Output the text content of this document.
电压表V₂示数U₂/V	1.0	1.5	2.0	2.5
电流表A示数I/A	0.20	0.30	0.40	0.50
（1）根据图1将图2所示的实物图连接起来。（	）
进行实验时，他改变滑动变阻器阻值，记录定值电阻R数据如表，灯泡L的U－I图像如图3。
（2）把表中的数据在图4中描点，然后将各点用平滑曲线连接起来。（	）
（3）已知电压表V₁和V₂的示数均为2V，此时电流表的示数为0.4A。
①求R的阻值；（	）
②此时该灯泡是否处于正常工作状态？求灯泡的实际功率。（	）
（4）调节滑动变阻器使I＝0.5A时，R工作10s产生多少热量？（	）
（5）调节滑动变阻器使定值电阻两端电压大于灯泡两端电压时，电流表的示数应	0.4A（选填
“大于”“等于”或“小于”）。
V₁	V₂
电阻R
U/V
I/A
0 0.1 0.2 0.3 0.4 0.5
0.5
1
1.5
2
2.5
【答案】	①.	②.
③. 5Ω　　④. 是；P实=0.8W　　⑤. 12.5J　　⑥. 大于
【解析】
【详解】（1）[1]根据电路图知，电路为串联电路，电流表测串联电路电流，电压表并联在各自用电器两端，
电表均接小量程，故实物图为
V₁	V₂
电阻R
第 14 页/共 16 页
※
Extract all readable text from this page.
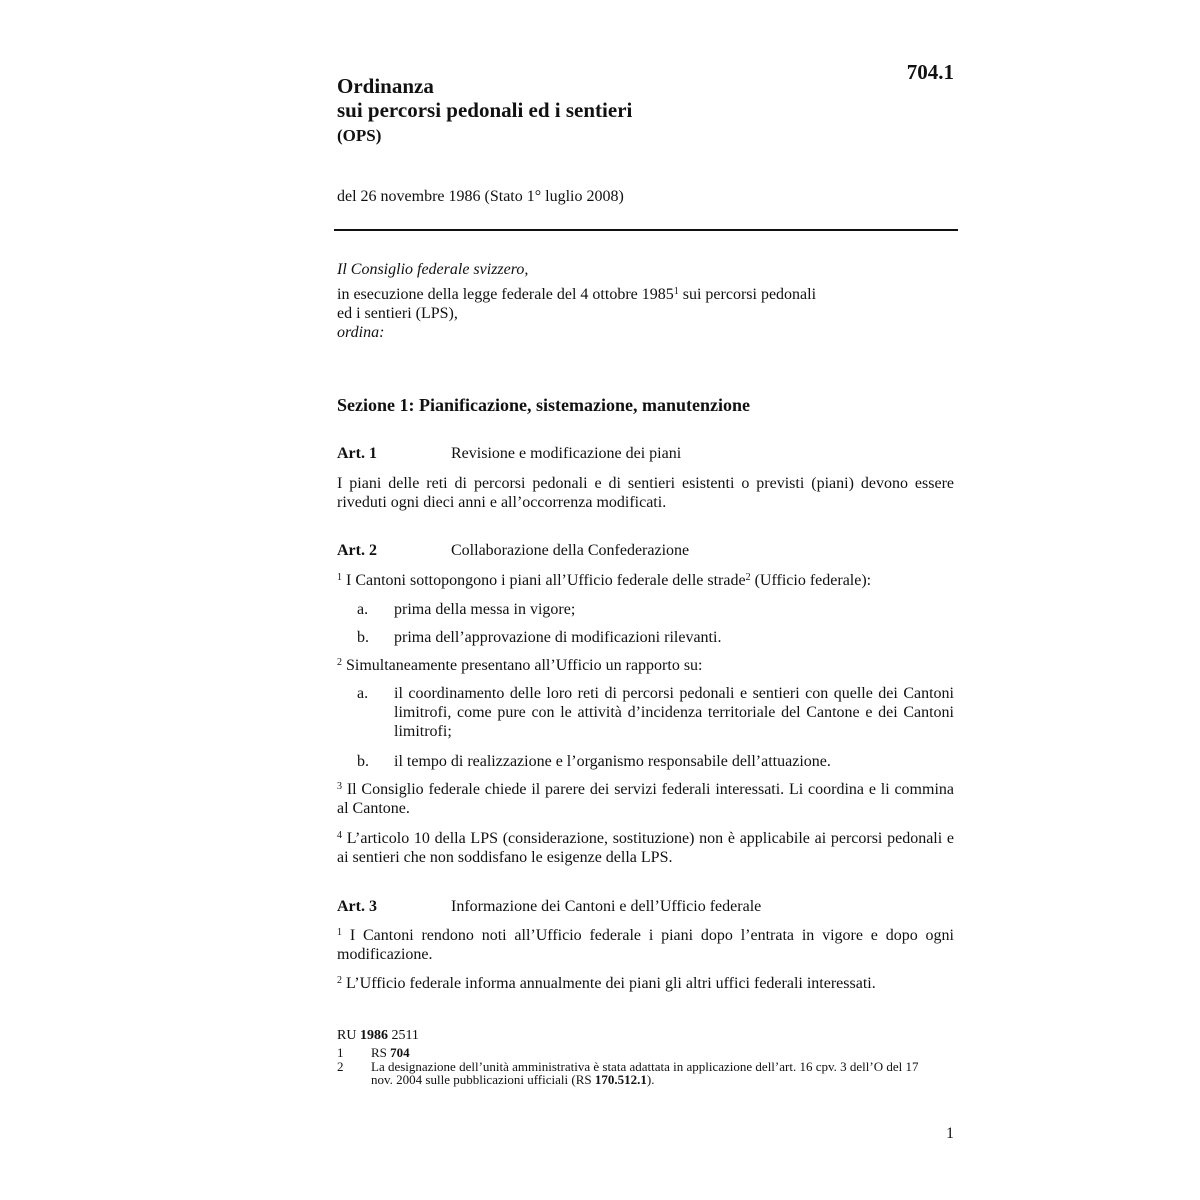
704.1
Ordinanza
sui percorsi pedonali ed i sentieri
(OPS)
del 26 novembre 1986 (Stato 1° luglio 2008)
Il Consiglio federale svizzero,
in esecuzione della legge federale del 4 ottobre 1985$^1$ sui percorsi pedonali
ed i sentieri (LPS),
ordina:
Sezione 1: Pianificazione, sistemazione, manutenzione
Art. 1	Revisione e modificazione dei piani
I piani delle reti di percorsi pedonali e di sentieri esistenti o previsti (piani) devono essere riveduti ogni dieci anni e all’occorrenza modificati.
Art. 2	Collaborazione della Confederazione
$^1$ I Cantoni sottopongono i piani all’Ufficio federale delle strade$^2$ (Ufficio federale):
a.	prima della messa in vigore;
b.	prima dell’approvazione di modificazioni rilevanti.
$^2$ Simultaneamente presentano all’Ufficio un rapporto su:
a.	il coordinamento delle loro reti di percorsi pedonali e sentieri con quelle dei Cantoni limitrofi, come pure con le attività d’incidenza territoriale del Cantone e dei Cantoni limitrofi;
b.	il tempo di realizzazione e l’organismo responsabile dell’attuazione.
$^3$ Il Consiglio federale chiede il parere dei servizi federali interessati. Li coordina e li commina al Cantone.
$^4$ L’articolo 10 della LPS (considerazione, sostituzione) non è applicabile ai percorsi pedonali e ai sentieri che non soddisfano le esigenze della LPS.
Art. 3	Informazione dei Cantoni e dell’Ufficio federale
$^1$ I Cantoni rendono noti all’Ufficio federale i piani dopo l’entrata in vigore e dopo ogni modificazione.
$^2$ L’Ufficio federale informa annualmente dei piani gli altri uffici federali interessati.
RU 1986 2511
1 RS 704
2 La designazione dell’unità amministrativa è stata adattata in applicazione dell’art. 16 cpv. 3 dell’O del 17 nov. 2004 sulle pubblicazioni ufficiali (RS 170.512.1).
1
※
[Problem requirements]
Look through the records above and report how many lines hold the word "interessati", giving only the number.

[Answer for this exercise]
2